» **Directions for this task**: Search the data for the string "poletek" and gather each line it is in.

» **Records for this exercise**:
╭──

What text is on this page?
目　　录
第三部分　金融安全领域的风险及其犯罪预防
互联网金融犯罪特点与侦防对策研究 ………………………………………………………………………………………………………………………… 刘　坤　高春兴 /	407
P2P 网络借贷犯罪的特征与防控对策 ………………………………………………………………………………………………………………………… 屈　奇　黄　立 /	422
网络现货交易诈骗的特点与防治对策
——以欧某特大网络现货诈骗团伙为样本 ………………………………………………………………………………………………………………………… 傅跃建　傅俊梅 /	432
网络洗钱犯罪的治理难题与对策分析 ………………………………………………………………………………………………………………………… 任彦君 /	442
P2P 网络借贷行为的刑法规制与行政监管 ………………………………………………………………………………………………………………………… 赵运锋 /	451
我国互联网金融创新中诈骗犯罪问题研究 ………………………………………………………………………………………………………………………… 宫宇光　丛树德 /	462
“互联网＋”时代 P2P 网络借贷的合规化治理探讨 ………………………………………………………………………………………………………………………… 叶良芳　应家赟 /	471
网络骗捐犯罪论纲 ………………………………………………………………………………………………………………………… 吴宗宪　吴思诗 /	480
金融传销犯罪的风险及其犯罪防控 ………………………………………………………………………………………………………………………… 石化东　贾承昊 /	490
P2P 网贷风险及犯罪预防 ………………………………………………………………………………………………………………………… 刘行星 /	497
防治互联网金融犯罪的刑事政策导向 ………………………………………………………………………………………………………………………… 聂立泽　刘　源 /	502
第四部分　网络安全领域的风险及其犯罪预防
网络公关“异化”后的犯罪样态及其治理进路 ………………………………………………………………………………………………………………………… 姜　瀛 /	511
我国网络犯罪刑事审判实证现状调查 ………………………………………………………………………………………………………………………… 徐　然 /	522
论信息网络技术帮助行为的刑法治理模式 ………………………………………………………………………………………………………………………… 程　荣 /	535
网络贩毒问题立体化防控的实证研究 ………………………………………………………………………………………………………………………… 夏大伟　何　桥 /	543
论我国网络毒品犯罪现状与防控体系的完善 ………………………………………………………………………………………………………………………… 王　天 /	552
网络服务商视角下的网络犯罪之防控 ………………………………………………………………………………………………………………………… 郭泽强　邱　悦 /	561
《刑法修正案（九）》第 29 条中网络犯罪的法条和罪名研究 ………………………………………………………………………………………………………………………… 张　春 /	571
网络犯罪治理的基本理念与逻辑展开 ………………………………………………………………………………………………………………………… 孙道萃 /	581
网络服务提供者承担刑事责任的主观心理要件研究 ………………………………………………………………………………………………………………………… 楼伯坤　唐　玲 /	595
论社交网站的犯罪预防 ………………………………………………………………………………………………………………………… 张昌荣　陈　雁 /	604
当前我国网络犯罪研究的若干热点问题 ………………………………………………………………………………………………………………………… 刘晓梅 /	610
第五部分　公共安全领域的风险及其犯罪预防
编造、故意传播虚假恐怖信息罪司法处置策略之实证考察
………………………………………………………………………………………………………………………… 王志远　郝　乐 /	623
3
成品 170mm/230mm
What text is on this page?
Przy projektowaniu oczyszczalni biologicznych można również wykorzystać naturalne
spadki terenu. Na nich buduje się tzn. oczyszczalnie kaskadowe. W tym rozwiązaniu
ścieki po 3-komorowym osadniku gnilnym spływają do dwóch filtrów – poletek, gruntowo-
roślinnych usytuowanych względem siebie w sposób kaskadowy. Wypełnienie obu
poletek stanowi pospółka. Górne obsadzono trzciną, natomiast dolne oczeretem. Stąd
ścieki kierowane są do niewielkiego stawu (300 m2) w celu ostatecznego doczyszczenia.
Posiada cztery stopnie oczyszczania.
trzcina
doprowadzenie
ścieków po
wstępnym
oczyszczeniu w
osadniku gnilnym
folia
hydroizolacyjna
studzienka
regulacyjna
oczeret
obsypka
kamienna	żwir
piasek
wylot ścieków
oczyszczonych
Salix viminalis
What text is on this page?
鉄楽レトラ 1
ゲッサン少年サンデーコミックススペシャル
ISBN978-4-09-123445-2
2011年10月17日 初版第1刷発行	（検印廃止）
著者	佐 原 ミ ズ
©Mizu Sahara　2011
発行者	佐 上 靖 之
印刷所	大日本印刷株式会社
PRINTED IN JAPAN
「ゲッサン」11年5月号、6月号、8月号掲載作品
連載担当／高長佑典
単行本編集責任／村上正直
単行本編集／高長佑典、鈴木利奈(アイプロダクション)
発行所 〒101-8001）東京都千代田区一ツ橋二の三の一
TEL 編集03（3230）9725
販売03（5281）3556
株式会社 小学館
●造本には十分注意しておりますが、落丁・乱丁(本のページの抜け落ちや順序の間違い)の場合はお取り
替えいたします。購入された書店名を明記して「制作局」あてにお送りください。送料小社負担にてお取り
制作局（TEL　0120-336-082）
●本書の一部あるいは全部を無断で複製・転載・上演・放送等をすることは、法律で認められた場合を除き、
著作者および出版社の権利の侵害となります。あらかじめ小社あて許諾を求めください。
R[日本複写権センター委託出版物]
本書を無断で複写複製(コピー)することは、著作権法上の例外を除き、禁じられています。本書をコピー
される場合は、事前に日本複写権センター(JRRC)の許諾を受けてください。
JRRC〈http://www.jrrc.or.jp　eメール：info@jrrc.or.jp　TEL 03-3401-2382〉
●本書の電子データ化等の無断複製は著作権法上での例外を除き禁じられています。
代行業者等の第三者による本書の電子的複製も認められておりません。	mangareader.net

╰──

» **Exercise answer**:
ścieki po 3-komorowym osadniku gnilnym spływają do dwóch filtrów – poletek, gruntowo-
poletek stanowi pospółka. Górne obsadzono trzciną, natomiast dolne oczeretem. Stąd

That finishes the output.